Records from a data source:
###

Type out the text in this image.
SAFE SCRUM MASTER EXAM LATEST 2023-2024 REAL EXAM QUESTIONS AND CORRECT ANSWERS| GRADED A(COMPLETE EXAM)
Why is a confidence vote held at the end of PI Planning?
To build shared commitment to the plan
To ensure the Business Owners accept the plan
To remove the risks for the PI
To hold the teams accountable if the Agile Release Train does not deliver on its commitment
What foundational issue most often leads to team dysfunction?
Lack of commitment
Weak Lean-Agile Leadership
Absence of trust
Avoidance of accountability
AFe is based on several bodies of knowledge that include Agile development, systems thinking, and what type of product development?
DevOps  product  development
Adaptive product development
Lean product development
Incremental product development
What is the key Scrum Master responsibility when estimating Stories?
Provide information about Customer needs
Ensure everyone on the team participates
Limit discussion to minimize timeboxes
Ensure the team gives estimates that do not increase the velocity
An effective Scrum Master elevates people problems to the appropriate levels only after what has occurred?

###

Looking at the records above, say how many lines hold the string "product". Write nothing but the number.

5